Report how many lines hold the string "that". Give the number and nothing else.

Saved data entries
········
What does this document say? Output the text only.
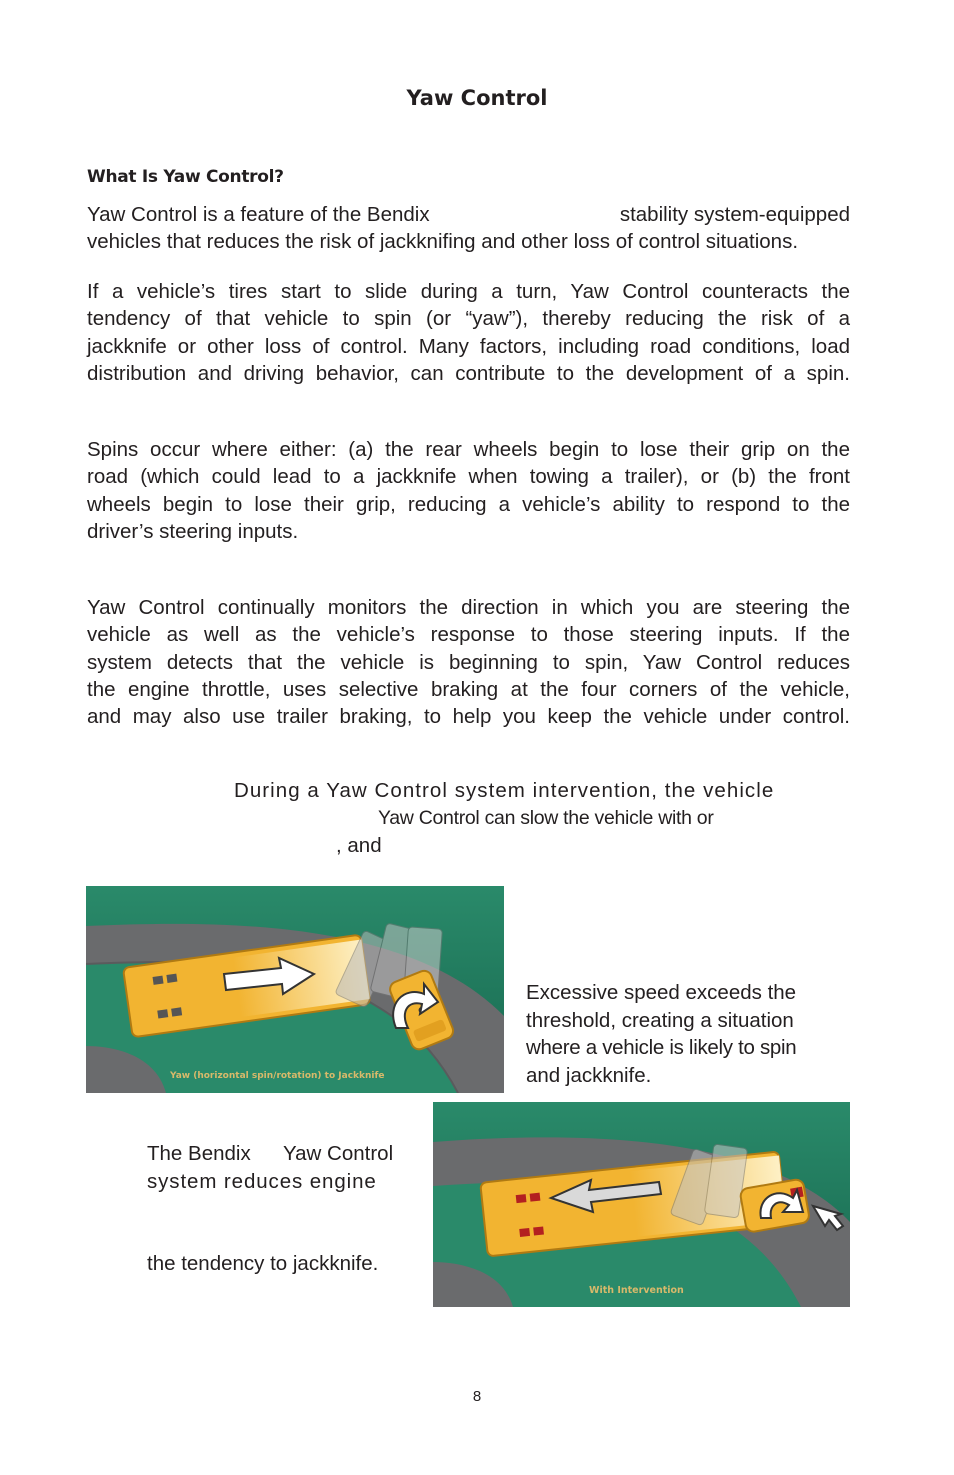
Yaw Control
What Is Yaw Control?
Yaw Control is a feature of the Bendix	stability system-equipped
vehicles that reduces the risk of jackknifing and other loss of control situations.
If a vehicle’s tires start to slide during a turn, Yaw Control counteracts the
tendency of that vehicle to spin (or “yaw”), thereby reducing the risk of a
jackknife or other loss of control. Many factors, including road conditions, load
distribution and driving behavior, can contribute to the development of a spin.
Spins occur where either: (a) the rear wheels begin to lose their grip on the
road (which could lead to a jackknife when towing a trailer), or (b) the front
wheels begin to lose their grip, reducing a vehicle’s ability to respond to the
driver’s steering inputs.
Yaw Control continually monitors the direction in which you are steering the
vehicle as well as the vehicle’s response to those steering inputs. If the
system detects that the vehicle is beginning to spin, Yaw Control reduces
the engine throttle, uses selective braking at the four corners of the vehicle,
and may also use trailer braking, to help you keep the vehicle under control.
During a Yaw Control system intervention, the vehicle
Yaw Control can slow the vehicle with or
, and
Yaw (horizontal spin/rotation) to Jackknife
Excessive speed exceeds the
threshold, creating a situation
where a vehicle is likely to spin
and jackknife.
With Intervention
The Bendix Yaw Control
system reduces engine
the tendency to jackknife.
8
········
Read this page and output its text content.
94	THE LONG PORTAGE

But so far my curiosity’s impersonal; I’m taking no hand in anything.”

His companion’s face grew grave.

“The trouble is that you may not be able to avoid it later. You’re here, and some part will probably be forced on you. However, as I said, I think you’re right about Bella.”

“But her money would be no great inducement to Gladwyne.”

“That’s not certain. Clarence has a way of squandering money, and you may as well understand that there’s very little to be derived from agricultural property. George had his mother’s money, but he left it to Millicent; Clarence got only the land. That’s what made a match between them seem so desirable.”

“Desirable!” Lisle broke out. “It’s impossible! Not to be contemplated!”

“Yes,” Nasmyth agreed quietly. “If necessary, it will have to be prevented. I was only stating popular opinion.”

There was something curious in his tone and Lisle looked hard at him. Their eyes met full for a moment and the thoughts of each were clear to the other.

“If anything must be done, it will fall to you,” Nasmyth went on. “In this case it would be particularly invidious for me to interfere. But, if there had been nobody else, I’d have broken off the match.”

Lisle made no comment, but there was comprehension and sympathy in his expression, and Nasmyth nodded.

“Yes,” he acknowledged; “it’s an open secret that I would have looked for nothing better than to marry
········
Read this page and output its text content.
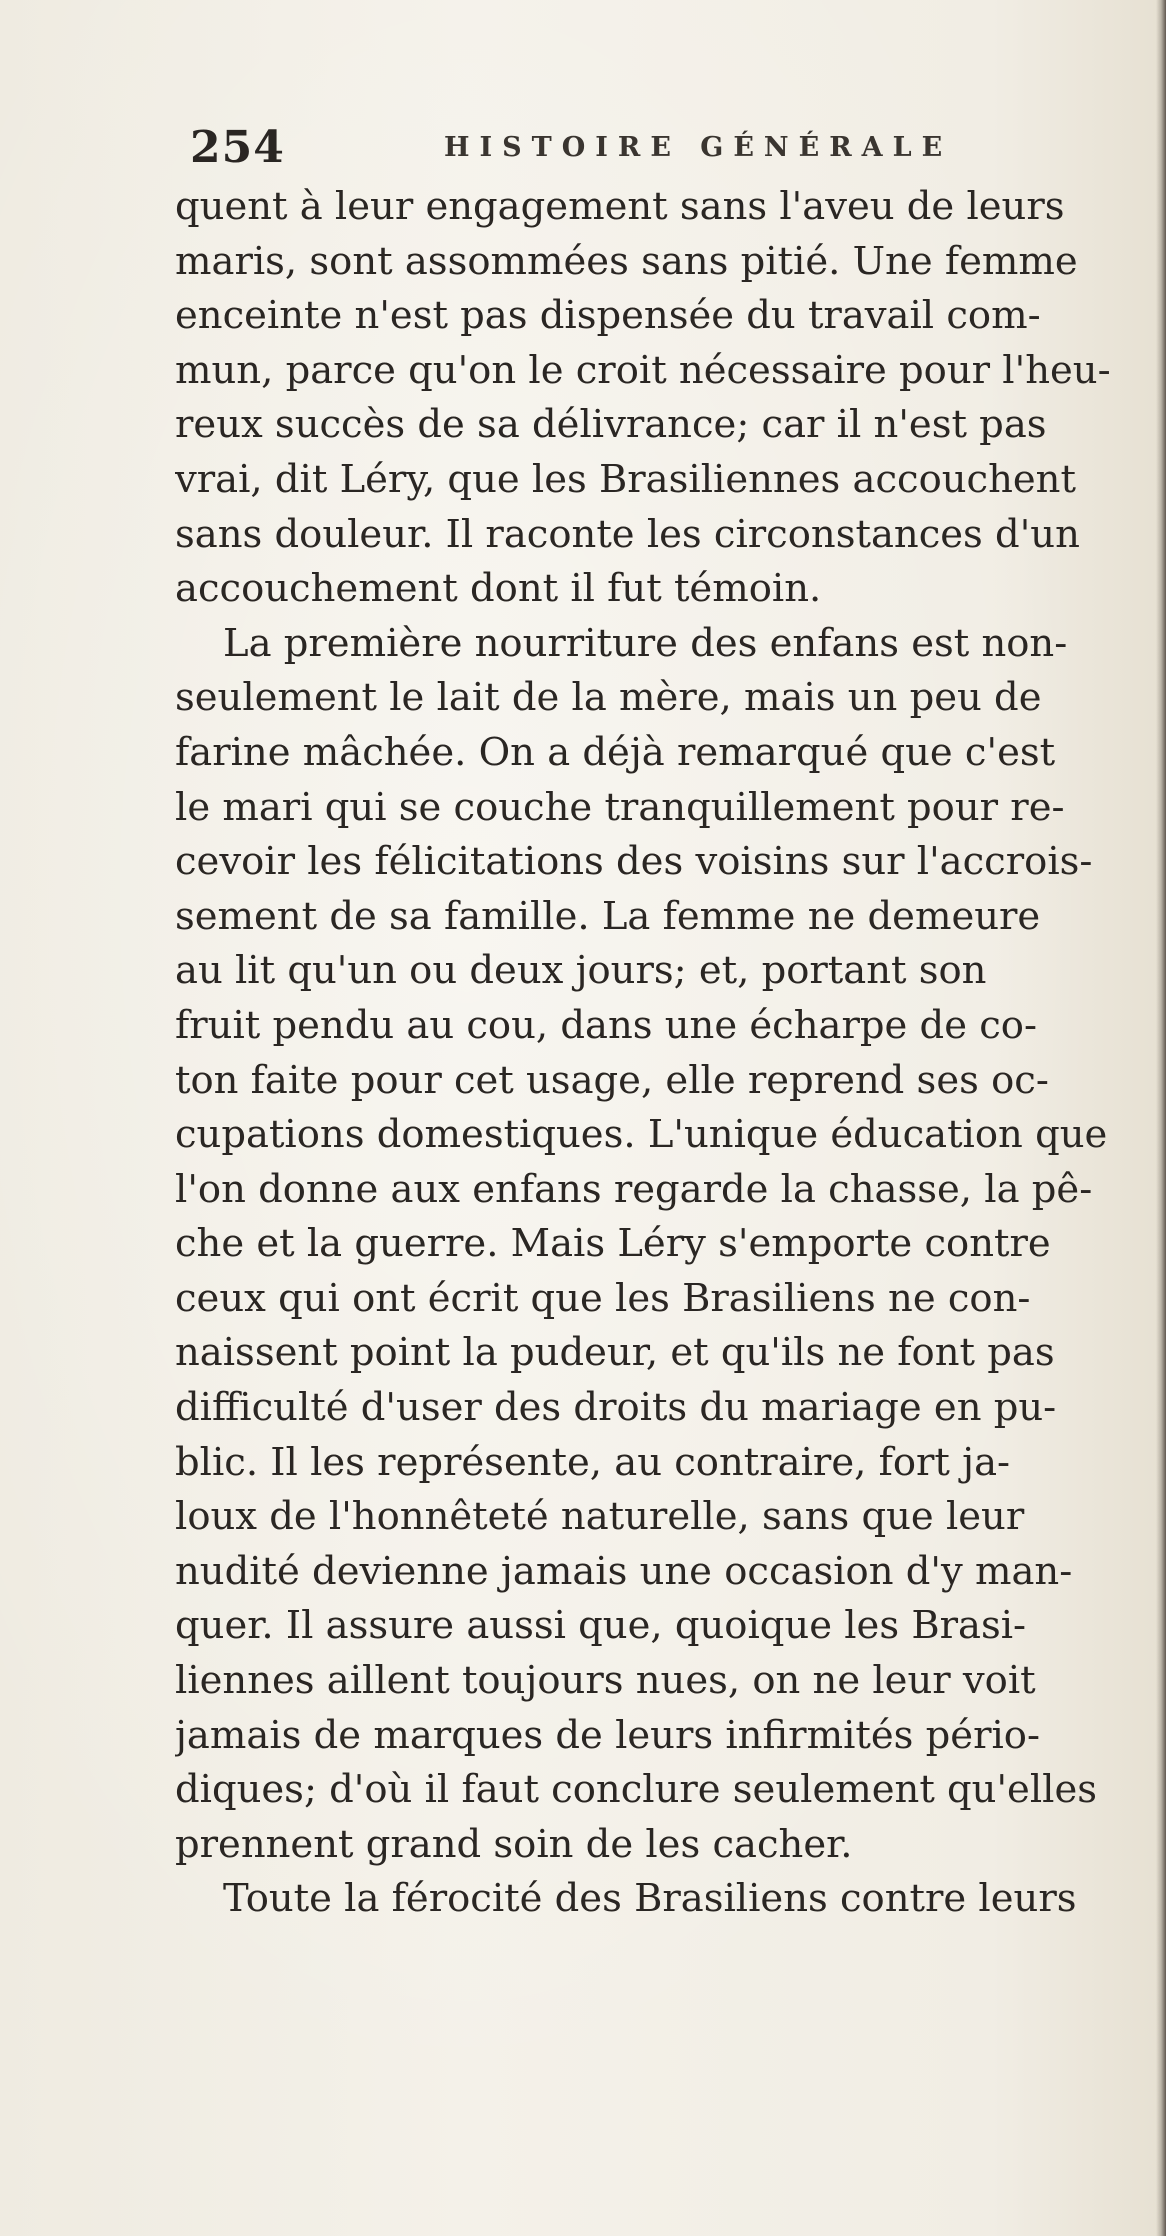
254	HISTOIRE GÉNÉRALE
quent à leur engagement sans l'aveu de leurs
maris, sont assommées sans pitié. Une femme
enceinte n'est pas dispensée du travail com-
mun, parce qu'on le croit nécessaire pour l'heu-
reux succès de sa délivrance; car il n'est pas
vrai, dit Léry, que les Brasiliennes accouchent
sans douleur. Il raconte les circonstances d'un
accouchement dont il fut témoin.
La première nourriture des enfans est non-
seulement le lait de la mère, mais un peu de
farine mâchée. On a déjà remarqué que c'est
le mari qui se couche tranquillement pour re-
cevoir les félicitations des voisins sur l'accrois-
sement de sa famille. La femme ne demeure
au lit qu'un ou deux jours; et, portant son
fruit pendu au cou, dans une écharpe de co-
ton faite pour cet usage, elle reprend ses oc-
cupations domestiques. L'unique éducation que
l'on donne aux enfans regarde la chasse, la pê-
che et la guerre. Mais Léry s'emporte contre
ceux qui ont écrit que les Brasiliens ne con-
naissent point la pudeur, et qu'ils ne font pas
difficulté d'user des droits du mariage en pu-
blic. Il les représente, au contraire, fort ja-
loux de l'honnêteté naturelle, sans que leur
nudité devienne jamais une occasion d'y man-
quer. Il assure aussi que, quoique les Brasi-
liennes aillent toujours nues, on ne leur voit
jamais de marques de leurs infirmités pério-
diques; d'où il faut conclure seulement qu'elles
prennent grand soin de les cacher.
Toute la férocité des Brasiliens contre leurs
········
In response
6